Material shown:
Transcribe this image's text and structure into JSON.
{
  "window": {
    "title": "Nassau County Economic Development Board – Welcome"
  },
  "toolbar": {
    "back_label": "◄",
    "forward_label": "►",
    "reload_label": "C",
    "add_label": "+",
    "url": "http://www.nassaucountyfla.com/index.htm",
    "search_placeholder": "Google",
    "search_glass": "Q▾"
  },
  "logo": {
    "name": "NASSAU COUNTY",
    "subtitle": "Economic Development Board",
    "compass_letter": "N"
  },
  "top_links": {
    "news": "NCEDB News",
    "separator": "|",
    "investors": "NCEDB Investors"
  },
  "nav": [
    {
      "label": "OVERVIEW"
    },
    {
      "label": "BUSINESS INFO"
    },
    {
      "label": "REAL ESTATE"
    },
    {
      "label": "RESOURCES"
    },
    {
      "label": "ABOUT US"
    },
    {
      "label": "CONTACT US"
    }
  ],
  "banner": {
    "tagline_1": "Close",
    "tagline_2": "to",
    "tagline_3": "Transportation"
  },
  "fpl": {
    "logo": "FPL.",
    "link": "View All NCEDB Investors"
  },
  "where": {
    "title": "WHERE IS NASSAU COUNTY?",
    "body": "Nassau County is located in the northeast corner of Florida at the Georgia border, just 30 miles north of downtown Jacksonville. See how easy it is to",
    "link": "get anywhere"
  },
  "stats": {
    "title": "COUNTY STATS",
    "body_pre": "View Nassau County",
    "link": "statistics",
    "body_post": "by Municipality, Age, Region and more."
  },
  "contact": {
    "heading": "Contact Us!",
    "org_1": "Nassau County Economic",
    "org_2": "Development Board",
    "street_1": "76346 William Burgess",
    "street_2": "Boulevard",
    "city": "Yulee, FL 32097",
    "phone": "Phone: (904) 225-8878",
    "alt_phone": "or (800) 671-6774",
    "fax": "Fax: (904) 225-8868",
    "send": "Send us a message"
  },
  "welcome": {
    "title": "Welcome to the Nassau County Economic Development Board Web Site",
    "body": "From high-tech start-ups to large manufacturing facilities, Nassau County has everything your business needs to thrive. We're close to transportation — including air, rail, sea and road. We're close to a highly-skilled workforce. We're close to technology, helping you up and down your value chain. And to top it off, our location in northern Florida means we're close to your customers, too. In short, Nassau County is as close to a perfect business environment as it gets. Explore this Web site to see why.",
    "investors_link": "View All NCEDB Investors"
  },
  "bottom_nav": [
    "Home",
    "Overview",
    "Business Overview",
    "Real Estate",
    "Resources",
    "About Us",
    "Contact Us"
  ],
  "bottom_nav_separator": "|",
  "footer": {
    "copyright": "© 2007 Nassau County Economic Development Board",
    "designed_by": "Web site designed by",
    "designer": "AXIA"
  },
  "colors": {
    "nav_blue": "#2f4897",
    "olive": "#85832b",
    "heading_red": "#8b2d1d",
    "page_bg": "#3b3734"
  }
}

Task description:
Go through the material above and copy each line that has the word "Investors".

Solution for this problem:
    "investors": "NCEDB Investors"
    "link": "View All NCEDB Investors"
    "investors_link": "View All NCEDB Investors"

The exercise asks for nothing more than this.